Task requirements: Restate every entry word for word.

* Begin Data to process *

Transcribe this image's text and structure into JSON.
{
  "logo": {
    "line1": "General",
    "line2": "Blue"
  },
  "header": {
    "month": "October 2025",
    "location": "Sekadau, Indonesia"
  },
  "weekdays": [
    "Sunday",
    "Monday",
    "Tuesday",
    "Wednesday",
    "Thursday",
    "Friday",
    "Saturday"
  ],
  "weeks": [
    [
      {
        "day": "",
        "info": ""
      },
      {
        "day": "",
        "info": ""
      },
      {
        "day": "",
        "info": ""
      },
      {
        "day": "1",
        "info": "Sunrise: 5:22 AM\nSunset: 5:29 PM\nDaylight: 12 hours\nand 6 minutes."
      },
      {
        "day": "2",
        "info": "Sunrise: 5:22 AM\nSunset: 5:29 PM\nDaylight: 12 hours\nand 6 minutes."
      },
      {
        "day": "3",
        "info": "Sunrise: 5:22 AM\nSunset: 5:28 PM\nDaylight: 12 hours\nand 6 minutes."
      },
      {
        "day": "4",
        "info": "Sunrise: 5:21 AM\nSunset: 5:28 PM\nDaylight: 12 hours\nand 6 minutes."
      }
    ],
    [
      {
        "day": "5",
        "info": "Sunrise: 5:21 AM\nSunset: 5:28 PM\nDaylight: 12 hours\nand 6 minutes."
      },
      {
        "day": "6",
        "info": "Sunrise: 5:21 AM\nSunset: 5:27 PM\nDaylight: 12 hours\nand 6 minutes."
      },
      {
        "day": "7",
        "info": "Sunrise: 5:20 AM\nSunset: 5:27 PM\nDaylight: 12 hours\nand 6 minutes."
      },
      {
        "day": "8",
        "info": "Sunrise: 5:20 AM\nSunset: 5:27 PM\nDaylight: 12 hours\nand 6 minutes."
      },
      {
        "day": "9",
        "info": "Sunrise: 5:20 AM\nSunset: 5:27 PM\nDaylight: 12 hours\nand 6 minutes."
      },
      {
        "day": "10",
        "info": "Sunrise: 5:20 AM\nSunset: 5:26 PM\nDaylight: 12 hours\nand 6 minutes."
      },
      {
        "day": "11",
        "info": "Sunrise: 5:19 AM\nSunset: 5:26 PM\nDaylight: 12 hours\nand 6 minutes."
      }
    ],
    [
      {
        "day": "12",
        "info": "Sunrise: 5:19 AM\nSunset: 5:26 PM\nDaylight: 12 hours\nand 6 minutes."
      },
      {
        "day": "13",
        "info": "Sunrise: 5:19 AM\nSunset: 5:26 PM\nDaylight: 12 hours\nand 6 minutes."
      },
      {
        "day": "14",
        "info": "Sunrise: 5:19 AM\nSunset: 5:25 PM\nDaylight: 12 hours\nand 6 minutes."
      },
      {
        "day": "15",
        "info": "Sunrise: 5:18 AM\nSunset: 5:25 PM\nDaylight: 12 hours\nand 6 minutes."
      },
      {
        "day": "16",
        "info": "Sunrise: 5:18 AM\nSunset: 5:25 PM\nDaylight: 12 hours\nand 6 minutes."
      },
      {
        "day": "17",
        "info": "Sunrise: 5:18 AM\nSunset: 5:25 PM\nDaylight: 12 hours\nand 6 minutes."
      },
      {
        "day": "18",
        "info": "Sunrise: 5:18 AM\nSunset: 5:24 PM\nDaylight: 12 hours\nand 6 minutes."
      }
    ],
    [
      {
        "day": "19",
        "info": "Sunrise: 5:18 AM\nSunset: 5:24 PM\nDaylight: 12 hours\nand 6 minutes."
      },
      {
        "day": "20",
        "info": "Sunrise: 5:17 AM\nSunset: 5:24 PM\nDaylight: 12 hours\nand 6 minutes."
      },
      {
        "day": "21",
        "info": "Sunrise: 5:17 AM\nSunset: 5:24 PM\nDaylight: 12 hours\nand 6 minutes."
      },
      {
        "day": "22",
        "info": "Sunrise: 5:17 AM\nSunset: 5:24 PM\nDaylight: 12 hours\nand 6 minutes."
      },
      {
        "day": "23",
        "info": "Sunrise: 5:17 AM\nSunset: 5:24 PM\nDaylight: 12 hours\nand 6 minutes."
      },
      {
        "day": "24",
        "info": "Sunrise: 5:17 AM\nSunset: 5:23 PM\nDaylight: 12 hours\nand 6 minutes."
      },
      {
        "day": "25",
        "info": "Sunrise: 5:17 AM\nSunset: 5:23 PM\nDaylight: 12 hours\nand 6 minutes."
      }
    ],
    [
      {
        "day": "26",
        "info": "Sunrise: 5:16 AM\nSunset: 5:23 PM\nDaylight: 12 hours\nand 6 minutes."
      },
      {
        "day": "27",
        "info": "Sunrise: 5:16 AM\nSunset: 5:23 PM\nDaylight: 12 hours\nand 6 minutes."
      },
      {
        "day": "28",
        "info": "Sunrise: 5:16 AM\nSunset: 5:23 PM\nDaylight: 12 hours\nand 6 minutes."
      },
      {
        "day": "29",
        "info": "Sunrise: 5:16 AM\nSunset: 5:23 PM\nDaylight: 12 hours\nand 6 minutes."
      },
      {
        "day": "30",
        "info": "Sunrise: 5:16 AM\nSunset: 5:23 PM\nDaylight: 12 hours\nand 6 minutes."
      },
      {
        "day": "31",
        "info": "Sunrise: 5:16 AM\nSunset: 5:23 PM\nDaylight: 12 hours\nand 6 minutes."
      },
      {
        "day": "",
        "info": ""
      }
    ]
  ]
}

* End Data to process *

Full solution:
Transcribe this image's text and structure into JSON.
{
  "logo": {
    "line1": "General",
    "line2": "Blue"
  },
  "header": {
    "month": "October 2025",
    "location": "Sekadau, Indonesia"
  },
  "weekdays": [
    "Sunday",
    "Monday",
    "Tuesday",
    "Wednesday",
    "Thursday",
    "Friday",
    "Saturday"
  ],
  "weeks": [
    [
      {
        "day": "",
        "info": ""
      },
      {
        "day": "",
        "info": ""
      },
      {
        "day": "",
        "info": ""
      },
      {
        "day": "1",
        "info": "Sunrise: 5:22 AM\nSunset: 5:29 PM\nDaylight: 12 hours\nand 6 minutes."
      },
      {
        "day": "2",
        "info": "Sunrise: 5:22 AM\nSunset: 5:29 PM\nDaylight: 12 hours\nand 6 minutes."
      },
      {
        "day": "3",
        "info": "Sunrise: 5:22 AM\nSunset: 5:28 PM\nDaylight: 12 hours\nand 6 minutes."
      },
      {
        "day": "4",
        "info": "Sunrise: 5:21 AM\nSunset: 5:28 PM\nDaylight: 12 hours\nand 6 minutes."
      }
    ],
    [
      {
        "day": "5",
        "info": "Sunrise: 5:21 AM\nSunset: 5:28 PM\nDaylight: 12 hours\nand 6 minutes."
      },
      {
        "day": "6",
        "info": "Sunrise: 5:21 AM\nSunset: 5:27 PM\nDaylight: 12 hours\nand 6 minutes."
      },
      {
        "day": "7",
        "info": "Sunrise: 5:20 AM\nSunset: 5:27 PM\nDaylight: 12 hours\nand 6 minutes."
      },
      {
        "day": "8",
        "info": "Sunrise: 5:20 AM\nSunset: 5:27 PM\nDaylight: 12 hours\nand 6 minutes."
      },
      {
        "day": "9",
        "info": "Sunrise: 5:20 AM\nSunset: 5:27 PM\nDaylight: 12 hours\nand 6 minutes."
      },
      {
        "day": "10",
        "info": "Sunrise: 5:20 AM\nSunset: 5:26 PM\nDaylight: 12 hours\nand 6 minutes."
      },
      {
        "day": "11",
        "info": "Sunrise: 5:19 AM\nSunset: 5:26 PM\nDaylight: 12 hours\nand 6 minutes."
      }
    ],
    [
      {
        "day": "12",
        "info": "Sunrise: 5:19 AM\nSunset: 5:26 PM\nDaylight: 12 hours\nand 6 minutes."
      },
      {
        "day": "13",
        "info": "Sunrise: 5:19 AM\nSunset: 5:26 PM\nDaylight: 12 hours\nand 6 minutes."
      },
      {
        "day": "14",
        "info": "Sunrise: 5:19 AM\nSunset: 5:25 PM\nDaylight: 12 hours\nand 6 minutes."
      },
      {
        "day": "15",
        "info": "Sunrise: 5:18 AM\nSunset: 5:25 PM\nDaylight: 12 hours\nand 6 minutes."
      },
      {
        "day": "16",
        "info": "Sunrise: 5:18 AM\nSunset: 5:25 PM\nDaylight: 12 hours\nand 6 minutes."
      },
      {
        "day": "17",
        "info": "Sunrise: 5:18 AM\nSunset: 5:25 PM\nDaylight: 12 hours\nand 6 minutes."
      },
      {
        "day": "18",
        "info": "Sunrise: 5:18 AM\nSunset: 5:24 PM\nDaylight: 12 hours\nand 6 minutes."
      }
    ],
    [
      {
        "day": "19",
        "info": "Sunrise: 5:18 AM\nSunset: 5:24 PM\nDaylight: 12 hours\nand 6 minutes."
      },
      {
        "day": "20",
        "info": "Sunrise: 5:17 AM\nSunset: 5:24 PM\nDaylight: 12 hours\nand 6 minutes."
      },
      {
        "day": "21",
        "info": "Sunrise: 5:17 AM\nSunset: 5:24 PM\nDaylight: 12 hours\nand 6 minutes."
      },
      {
        "day": "22",
        "info": "Sunrise: 5:17 AM\nSunset: 5:24 PM\nDaylight: 12 hours\nand 6 minutes."
      },
      {
        "day": "23",
        "info": "Sunrise: 5:17 AM\nSunset: 5:24 PM\nDaylight: 12 hours\nand 6 minutes."
      },
      {
        "day": "24",
        "info": "Sunrise: 5:17 AM\nSunset: 5:23 PM\nDaylight: 12 hours\nand 6 minutes."
      },
      {
        "day": "25",
        "info": "Sunrise: 5:17 AM\nSunset: 5:23 PM\nDaylight: 12 hours\nand 6 minutes."
      }
    ],
    [
      {
        "day": "26",
        "info": "Sunrise: 5:16 AM\nSunset: 5:23 PM\nDaylight: 12 hours\nand 6 minutes."
      },
      {
        "day": "27",
        "info": "Sunrise: 5:16 AM\nSunset: 5:23 PM\nDaylight: 12 hours\nand 6 minutes."
      },
      {
        "day": "28",
        "info": "Sunrise: 5:16 AM\nSunset: 5:23 PM\nDaylight: 12 hours\nand 6 minutes."
      },
      {
        "day": "29",
        "info": "Sunrise: 5:16 AM\nSunset: 5:23 PM\nDaylight: 12 hours\nand 6 minutes."
      },
      {
        "day": "30",
        "info": "Sunrise: 5:16 AM\nSunset: 5:23 PM\nDaylight: 12 hours\nand 6 minutes."
      },
      {
        "day": "31",
        "info": "Sunrise: 5:16 AM\nSunset: 5:23 PM\nDaylight: 12 hours\nand 6 minutes."
      },
      {
        "day": "",
        "info": ""
      }
    ]
  ]
}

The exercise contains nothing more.